DIRECTIVE: Using the records provided below, locate and copy each line that contains the word "المجتمع".
───── EXTRACTED RECORDS
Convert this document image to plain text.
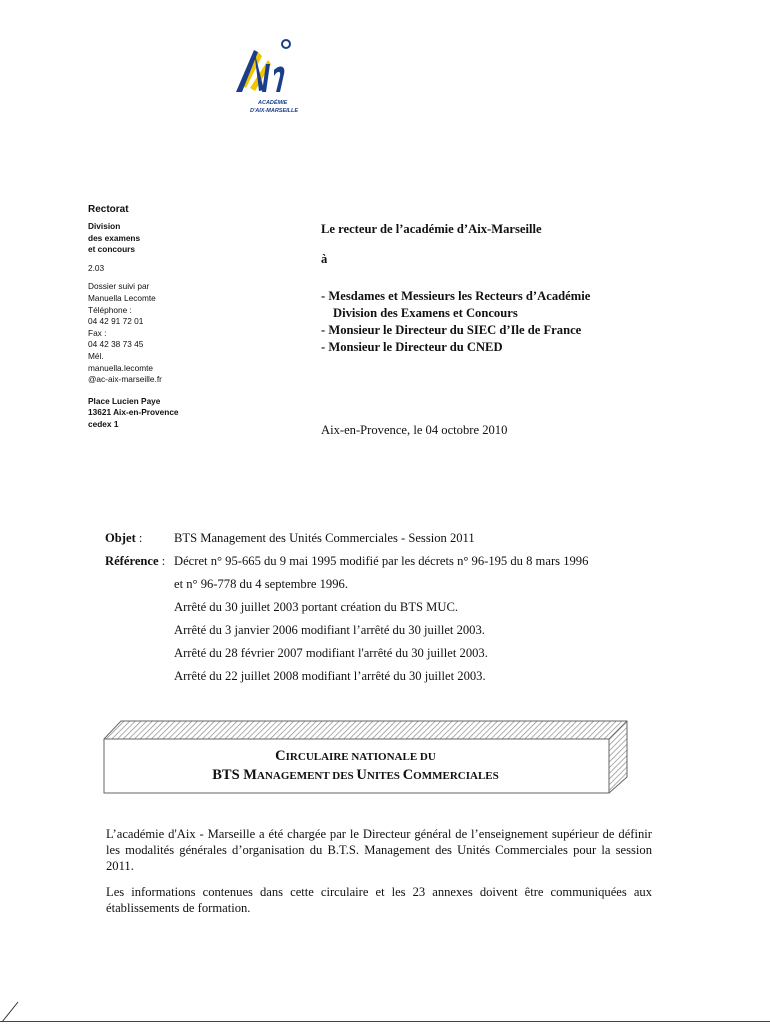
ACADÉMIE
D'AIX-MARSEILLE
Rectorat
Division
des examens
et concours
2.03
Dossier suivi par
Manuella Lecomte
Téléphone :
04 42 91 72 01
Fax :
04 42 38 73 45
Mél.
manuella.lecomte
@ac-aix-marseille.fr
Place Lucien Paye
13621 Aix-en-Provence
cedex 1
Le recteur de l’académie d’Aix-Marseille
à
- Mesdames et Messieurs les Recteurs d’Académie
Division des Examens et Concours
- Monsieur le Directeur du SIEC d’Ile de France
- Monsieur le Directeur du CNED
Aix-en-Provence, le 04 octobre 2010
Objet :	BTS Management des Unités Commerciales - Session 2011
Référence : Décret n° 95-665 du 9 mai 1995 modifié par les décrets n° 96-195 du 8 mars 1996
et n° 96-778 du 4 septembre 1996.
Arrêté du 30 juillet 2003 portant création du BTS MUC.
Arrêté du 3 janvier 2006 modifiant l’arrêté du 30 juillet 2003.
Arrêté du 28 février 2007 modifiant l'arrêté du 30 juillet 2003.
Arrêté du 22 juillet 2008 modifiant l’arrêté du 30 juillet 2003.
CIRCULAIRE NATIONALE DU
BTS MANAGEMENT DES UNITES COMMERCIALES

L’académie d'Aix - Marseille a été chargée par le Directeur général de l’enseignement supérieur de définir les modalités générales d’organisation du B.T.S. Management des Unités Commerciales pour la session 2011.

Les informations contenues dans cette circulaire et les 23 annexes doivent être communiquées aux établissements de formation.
──────────
───── EXTRACTED RECORDS
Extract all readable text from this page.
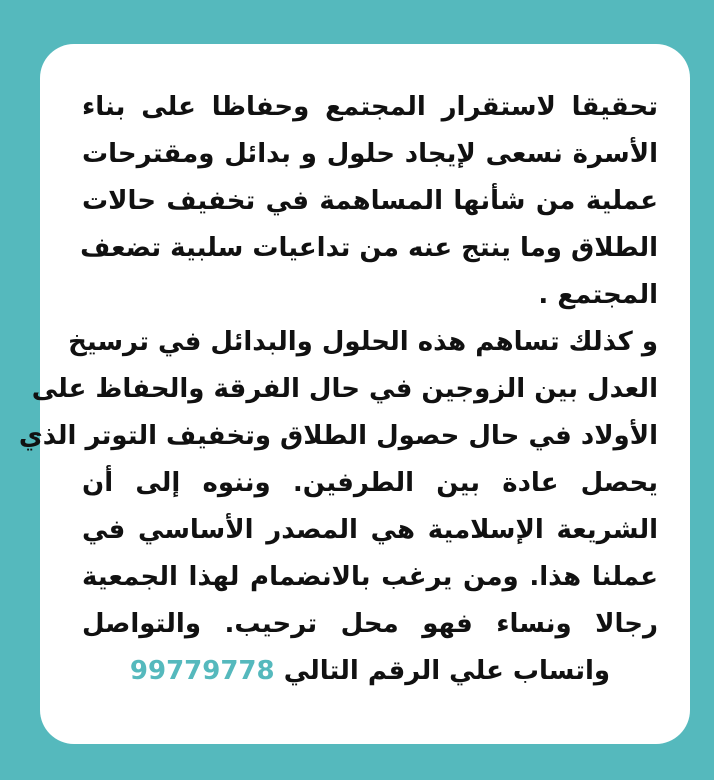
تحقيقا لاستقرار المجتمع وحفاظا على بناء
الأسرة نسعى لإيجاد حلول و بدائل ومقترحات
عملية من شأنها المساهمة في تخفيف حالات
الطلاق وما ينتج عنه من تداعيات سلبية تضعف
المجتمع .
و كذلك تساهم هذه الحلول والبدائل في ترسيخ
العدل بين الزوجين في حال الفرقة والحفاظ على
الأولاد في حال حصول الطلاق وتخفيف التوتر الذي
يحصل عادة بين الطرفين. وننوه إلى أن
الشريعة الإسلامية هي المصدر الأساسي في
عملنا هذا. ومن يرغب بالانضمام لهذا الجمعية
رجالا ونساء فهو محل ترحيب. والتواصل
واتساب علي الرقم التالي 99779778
──────────
───── EXTRACTED RECORDS
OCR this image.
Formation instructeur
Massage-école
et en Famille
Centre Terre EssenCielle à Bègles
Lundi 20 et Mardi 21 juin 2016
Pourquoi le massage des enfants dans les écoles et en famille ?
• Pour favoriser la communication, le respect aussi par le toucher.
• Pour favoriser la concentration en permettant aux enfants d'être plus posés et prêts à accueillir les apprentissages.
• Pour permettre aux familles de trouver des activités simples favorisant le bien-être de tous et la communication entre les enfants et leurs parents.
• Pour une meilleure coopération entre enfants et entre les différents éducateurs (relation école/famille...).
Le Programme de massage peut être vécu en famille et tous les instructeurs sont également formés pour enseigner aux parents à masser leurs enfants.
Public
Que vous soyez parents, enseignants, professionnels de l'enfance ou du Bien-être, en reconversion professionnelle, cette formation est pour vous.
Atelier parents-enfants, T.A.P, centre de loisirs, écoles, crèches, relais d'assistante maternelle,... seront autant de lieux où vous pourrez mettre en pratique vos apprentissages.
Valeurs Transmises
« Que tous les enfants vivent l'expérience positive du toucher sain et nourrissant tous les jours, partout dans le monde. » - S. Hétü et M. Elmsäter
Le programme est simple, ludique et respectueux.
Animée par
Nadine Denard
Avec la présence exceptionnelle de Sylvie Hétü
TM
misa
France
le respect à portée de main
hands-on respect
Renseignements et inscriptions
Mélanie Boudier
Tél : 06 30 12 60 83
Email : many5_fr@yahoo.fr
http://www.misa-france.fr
──────────
RESULT OF THE EXERCISE:
تحقيقا لاستقرار المجتمع وحفاظا على بناء
المجتمع .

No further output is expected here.